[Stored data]
'''

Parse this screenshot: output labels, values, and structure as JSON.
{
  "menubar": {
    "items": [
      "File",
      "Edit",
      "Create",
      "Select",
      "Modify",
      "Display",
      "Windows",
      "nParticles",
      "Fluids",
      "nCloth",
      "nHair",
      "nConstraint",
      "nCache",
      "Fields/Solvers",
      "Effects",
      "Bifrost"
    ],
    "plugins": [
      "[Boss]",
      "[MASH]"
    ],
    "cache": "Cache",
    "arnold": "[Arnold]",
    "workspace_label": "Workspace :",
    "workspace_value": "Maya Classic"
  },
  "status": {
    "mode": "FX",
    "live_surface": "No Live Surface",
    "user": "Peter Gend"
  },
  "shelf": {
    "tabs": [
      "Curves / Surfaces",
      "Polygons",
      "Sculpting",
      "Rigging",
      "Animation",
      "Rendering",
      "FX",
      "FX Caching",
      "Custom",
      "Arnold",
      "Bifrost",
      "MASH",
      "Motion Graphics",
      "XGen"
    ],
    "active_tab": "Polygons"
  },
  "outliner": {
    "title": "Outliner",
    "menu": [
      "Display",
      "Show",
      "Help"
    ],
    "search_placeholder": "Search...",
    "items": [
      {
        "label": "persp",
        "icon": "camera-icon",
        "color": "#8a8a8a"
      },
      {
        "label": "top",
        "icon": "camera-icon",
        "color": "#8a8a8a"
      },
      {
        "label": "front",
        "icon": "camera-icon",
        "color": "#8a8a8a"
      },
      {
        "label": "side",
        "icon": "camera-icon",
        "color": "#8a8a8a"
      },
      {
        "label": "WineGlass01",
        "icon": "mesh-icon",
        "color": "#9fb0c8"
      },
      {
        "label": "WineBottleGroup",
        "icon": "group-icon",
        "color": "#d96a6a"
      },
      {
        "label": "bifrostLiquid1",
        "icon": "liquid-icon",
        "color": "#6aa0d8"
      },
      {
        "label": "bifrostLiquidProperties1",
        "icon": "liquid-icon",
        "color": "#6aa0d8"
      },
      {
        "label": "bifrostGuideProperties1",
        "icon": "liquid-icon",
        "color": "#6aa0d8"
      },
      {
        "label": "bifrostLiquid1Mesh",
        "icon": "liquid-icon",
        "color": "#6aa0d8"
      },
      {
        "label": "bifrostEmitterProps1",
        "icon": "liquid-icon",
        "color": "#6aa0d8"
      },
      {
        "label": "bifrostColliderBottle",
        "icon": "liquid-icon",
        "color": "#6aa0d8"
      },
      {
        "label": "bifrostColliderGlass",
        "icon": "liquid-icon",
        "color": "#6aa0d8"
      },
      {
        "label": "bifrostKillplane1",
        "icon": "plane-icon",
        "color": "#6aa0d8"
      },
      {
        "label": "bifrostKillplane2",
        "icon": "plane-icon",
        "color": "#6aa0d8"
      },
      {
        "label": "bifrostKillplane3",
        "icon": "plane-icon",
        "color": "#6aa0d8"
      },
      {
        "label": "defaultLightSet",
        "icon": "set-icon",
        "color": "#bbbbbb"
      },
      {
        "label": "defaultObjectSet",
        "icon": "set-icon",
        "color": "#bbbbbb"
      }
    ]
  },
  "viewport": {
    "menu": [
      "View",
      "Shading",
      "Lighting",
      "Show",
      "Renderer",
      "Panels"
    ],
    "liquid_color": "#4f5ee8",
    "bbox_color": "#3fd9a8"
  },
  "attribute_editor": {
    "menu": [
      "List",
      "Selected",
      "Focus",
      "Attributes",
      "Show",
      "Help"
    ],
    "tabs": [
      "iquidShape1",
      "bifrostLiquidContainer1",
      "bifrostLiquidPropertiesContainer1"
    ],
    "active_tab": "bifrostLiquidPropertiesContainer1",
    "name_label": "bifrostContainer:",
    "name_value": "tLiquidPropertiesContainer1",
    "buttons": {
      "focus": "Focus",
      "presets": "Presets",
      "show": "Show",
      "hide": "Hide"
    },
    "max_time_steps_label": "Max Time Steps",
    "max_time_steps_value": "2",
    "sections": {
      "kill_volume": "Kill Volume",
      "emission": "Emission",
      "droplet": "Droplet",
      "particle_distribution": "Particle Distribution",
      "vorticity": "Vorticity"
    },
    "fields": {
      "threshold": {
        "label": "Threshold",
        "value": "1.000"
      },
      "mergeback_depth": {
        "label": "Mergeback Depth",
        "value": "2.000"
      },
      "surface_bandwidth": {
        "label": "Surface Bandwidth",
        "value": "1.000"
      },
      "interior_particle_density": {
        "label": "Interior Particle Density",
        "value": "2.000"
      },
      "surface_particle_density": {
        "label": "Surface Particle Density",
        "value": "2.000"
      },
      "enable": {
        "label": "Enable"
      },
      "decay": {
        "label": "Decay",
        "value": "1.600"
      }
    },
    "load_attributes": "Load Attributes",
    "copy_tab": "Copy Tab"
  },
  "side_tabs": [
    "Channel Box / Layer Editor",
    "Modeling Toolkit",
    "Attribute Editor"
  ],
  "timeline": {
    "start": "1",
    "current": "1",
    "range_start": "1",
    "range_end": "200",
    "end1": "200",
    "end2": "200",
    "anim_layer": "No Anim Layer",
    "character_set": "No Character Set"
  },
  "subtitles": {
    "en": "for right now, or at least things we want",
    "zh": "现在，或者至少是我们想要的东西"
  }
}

'''

● Task to complete
Retype the material in full, character for character.

● Solution to this task
Parse this screenshot: output labels, values, and structure as JSON.
{
  "menubar": {
    "items": [
      "File",
      "Edit",
      "Create",
      "Select",
      "Modify",
      "Display",
      "Windows",
      "nParticles",
      "Fluids",
      "nCloth",
      "nHair",
      "nConstraint",
      "nCache",
      "Fields/Solvers",
      "Effects",
      "Bifrost"
    ],
    "plugins": [
      "[Boss]",
      "[MASH]"
    ],
    "cache": "Cache",
    "arnold": "[Arnold]",
    "workspace_label": "Workspace :",
    "workspace_value": "Maya Classic"
  },
  "status": {
    "mode": "FX",
    "live_surface": "No Live Surface",
    "user": "Peter Gend"
  },
  "shelf": {
    "tabs": [
      "Curves / Surfaces",
      "Polygons",
      "Sculpting",
      "Rigging",
      "Animation",
      "Rendering",
      "FX",
      "FX Caching",
      "Custom",
      "Arnold",
      "Bifrost",
      "MASH",
      "Motion Graphics",
      "XGen"
    ],
    "active_tab": "Polygons"
  },
  "outliner": {
    "title": "Outliner",
    "menu": [
      "Display",
      "Show",
      "Help"
    ],
    "search_placeholder": "Search...",
    "items": [
      {
        "label": "persp",
        "icon": "camera-icon",
        "color": "#8a8a8a"
      },
      {
        "label": "top",
        "icon": "camera-icon",
        "color": "#8a8a8a"
      },
      {
        "label": "front",
        "icon": "camera-icon",
        "color": "#8a8a8a"
      },
      {
        "label": "side",
        "icon": "camera-icon",
        "color": "#8a8a8a"
      },
      {
        "label": "WineGlass01",
        "icon": "mesh-icon",
        "color": "#9fb0c8"
      },
      {
        "label": "WineBottleGroup",
        "icon": "group-icon",
        "color": "#d96a6a"
      },
      {
        "label": "bifrostLiquid1",
        "icon": "liquid-icon",
        "color": "#6aa0d8"
      },
      {
        "label": "bifrostLiquidProperties1",
        "icon": "liquid-icon",
        "color": "#6aa0d8"
      },
      {
        "label": "bifrostGuideProperties1",
        "icon": "liquid-icon",
        "color": "#6aa0d8"
      },
      {
        "label": "bifrostLiquid1Mesh",
        "icon": "liquid-icon",
        "color": "#6aa0d8"
      },
      {
        "label": "bifrostEmitterProps1",
        "icon": "liquid-icon",
        "color": "#6aa0d8"
      },
      {
        "label": "bifrostColliderBottle",
        "icon": "liquid-icon",
        "color": "#6aa0d8"
      },
      {
        "label": "bifrostColliderGlass",
        "icon": "liquid-icon",
        "color": "#6aa0d8"
      },
      {
        "label": "bifrostKillplane1",
        "icon": "plane-icon",
        "color": "#6aa0d8"
      },
      {
        "label": "bifrostKillplane2",
        "icon": "plane-icon",
        "color": "#6aa0d8"
      },
      {
        "label": "bifrostKillplane3",
        "icon": "plane-icon",
        "color": "#6aa0d8"
      },
      {
        "label": "defaultLightSet",
        "icon": "set-icon",
        "color": "#bbbbbb"
      },
      {
        "label": "defaultObjectSet",
        "icon": "set-icon",
        "color": "#bbbbbb"
      }
    ]
  },
  "viewport": {
    "menu": [
      "View",
      "Shading",
      "Lighting",
      "Show",
      "Renderer",
      "Panels"
    ],
    "liquid_color": "#4f5ee8",
    "bbox_color": "#3fd9a8"
  },
  "attribute_editor": {
    "menu": [
      "List",
      "Selected",
      "Focus",
      "Attributes",
      "Show",
      "Help"
    ],
    "tabs": [
      "iquidShape1",
      "bifrostLiquidContainer1",
      "bifrostLiquidPropertiesContainer1"
    ],
    "active_tab": "bifrostLiquidPropertiesContainer1",
    "name_label": "bifrostContainer:",
    "name_value": "tLiquidPropertiesContainer1",
    "buttons": {
      "focus": "Focus",
      "presets": "Presets",
      "show": "Show",
      "hide": "Hide"
    },
    "max_time_steps_label": "Max Time Steps",
    "max_time_steps_value": "2",
    "sections": {
      "kill_volume": "Kill Volume",
      "emission": "Emission",
      "droplet": "Droplet",
      "particle_distribution": "Particle Distribution",
      "vorticity": "Vorticity"
    },
    "fields": {
      "threshold": {
        "label": "Threshold",
        "value": "1.000"
      },
      "mergeback_depth": {
        "label": "Mergeback Depth",
        "value": "2.000"
      },
      "surface_bandwidth": {
        "label": "Surface Bandwidth",
        "value": "1.000"
      },
      "interior_particle_density": {
        "label": "Interior Particle Density",
        "value": "2.000"
      },
      "surface_particle_density": {
        "label": "Surface Particle Density",
        "value": "2.000"
      },
      "enable": {
        "label": "Enable"
      },
      "decay": {
        "label": "Decay",
        "value": "1.600"
      }
    },
    "load_attributes": "Load Attributes",
    "copy_tab": "Copy Tab"
  },
  "side_tabs": [
    "Channel Box / Layer Editor",
    "Modeling Toolkit",
    "Attribute Editor"
  ],
  "timeline": {
    "start": "1",
    "current": "1",
    "range_start": "1",
    "range_end": "200",
    "end1": "200",
    "end2": "200",
    "anim_layer": "No Anim Layer",
    "character_set": "No Character Set"
  },
  "subtitles": {
    "en": "for right now, or at least things we want",
    "zh": "现在，或者至少是我们想要的东西"
  }
}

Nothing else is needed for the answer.